[Start]

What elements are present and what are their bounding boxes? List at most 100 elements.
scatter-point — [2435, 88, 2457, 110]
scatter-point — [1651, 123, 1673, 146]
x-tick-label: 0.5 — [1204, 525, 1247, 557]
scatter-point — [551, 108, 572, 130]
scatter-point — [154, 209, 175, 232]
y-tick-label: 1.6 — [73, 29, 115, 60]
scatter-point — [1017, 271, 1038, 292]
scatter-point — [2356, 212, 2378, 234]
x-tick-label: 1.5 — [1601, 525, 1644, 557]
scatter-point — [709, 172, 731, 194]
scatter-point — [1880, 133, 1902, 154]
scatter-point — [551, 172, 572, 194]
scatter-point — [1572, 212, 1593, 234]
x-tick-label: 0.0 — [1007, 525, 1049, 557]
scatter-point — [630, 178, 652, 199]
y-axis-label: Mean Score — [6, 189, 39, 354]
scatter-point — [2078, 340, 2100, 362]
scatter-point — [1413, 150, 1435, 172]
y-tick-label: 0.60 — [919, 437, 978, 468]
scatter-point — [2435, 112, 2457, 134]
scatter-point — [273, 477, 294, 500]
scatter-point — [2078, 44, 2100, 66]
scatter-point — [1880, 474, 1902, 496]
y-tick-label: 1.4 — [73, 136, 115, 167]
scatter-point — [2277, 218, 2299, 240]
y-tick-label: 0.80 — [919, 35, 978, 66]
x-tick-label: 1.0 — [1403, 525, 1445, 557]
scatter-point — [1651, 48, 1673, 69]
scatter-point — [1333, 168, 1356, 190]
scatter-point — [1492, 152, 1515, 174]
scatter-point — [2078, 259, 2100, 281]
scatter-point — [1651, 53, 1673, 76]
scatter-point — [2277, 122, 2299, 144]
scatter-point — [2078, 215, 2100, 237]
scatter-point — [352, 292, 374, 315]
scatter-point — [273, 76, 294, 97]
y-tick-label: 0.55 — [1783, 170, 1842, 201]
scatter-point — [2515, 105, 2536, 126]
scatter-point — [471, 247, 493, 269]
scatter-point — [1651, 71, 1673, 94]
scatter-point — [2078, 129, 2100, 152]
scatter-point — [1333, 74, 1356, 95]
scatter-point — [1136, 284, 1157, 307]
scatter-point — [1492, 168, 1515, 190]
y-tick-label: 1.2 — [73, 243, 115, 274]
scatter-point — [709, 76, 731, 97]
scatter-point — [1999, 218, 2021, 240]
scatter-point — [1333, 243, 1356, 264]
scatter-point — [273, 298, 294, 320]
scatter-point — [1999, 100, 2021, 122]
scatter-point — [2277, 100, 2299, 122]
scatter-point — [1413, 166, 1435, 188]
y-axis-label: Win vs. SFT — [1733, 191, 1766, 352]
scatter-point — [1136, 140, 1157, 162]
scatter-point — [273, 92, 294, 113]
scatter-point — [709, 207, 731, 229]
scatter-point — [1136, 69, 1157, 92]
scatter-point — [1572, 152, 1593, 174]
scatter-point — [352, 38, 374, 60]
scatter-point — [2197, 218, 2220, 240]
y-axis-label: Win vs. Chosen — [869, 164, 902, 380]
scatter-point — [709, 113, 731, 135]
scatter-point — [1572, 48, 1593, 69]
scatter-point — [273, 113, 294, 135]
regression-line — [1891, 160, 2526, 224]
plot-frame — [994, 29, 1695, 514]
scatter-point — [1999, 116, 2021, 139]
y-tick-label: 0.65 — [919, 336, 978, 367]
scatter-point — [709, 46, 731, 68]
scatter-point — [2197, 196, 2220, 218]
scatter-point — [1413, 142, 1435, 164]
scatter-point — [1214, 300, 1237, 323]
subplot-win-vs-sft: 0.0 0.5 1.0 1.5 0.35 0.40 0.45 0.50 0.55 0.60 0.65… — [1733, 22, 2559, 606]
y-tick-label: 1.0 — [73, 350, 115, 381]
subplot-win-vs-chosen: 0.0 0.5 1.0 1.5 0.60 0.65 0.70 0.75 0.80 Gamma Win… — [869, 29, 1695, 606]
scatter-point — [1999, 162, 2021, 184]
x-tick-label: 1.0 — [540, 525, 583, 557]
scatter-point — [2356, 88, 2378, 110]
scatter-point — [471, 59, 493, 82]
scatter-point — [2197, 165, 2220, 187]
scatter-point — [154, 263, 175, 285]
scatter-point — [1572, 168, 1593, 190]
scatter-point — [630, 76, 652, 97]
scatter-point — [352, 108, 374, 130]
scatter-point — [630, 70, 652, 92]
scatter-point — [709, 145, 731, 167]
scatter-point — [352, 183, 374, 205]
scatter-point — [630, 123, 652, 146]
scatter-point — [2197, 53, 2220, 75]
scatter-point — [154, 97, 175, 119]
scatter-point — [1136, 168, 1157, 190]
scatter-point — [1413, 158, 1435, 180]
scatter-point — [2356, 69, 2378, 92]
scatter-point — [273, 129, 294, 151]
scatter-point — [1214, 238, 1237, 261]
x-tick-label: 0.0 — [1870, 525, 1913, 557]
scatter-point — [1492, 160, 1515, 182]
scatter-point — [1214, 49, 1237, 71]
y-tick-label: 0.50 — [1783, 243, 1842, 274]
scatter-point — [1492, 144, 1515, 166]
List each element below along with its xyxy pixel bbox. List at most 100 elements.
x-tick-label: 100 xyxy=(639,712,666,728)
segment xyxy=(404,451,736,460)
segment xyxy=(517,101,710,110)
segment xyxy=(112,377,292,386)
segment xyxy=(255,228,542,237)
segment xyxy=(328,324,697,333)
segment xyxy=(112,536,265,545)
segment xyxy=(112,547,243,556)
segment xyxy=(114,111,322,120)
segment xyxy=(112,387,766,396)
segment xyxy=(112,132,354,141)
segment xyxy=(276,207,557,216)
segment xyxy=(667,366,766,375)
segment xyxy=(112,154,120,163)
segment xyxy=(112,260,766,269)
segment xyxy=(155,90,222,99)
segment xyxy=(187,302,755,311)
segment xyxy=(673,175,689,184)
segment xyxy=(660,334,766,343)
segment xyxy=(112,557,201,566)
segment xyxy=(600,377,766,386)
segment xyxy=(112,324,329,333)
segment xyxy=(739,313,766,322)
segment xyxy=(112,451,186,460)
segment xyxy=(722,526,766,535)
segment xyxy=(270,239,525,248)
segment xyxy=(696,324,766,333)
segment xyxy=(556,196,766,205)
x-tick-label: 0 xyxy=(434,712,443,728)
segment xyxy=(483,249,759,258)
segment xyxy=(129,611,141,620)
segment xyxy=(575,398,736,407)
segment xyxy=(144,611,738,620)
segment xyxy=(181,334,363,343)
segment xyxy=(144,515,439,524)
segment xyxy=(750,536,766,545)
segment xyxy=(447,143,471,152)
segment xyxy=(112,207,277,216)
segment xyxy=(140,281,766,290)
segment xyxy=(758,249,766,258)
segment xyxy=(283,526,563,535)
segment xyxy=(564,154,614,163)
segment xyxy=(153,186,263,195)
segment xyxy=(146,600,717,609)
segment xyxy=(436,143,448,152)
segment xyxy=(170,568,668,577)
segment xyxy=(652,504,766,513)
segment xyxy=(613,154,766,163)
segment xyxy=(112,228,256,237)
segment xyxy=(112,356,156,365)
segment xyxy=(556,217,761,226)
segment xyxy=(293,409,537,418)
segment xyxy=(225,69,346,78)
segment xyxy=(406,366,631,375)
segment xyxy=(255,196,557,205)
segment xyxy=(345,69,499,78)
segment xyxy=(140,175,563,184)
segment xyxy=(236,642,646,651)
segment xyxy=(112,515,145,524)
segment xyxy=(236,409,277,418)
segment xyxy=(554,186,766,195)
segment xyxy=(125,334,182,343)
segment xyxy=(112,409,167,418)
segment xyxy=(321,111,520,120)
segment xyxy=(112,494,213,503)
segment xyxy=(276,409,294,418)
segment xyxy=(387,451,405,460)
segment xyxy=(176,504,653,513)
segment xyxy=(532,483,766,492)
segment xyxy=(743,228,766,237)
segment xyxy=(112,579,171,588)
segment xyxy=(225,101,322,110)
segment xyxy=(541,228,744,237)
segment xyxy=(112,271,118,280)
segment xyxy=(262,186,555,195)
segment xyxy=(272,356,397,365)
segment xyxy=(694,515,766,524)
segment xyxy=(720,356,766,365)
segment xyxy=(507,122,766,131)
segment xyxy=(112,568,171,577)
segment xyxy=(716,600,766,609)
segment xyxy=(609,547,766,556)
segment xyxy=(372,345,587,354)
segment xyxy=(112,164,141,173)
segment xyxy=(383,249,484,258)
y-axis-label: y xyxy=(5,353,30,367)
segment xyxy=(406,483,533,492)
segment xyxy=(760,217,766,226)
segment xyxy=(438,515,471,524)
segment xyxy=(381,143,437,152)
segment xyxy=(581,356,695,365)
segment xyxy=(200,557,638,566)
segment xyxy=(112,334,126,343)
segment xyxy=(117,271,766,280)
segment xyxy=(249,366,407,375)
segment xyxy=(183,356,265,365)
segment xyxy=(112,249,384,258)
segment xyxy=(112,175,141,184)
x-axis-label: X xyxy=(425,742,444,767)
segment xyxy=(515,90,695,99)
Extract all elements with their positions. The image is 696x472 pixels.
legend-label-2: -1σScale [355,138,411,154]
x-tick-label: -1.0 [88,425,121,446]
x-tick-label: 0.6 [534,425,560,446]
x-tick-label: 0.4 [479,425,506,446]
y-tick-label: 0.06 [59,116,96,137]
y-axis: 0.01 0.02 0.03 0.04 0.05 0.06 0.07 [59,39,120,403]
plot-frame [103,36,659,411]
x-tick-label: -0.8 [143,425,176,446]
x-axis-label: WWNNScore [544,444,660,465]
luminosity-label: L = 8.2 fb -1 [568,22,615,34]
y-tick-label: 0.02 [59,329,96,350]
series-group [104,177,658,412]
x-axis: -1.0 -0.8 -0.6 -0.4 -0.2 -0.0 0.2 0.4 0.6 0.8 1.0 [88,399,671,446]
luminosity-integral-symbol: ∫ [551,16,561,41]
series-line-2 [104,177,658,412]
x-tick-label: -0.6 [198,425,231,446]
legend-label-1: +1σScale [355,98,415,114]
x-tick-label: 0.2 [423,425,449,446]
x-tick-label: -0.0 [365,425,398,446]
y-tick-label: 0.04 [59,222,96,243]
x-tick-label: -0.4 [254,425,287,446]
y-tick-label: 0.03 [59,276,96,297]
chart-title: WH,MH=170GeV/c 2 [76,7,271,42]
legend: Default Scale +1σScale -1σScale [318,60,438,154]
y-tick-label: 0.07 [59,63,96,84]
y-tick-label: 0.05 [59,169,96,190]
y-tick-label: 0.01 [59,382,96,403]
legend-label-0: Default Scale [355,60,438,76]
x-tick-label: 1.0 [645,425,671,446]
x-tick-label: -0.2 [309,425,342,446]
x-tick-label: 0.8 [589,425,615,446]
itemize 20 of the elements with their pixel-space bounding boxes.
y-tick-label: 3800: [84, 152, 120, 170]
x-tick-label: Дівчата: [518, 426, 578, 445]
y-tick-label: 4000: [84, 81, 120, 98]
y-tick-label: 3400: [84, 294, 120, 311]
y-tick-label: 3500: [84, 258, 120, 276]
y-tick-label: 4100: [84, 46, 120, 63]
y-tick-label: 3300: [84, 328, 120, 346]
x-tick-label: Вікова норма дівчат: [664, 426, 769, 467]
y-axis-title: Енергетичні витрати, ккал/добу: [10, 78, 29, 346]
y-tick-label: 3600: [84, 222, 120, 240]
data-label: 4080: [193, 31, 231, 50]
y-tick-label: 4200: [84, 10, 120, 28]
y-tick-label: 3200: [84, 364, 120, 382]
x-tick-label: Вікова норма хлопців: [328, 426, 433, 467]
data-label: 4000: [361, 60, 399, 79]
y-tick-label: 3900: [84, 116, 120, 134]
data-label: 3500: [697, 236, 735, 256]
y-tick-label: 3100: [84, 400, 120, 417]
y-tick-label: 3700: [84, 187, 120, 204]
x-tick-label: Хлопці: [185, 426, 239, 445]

[End]

→ **DIRECTIVE**
Set out the lines of the records as a numbered list, skipping blank lines, starting with the first line and going on through the line with "scatter-point — [1572, 212, 1593, 234]".

→ **FINISHED ANSWER**
1. What elements are present and what are their bounding boxes? List at most 100 elements.
2. scatter-point — [2435, 88, 2457, 110]
3. scatter-point — [1651, 123, 1673, 146]
4. x-tick-label: 0.5 — [1204, 525, 1247, 557]
5. scatter-point — [551, 108, 572, 130]
6. scatter-point — [154, 209, 175, 232]
7. y-tick-label: 1.6 — [73, 29, 115, 60]
8. scatter-point — [1017, 271, 1038, 292]
9. scatter-point — [2356, 212, 2378, 234]
10. x-tick-label: 1.5 — [1601, 525, 1644, 557]
11. scatter-point — [709, 172, 731, 194]
12. scatter-point — [1880, 133, 1902, 154]
13. scatter-point — [551, 172, 572, 194]
14. scatter-point — [1572, 212, 1593, 234]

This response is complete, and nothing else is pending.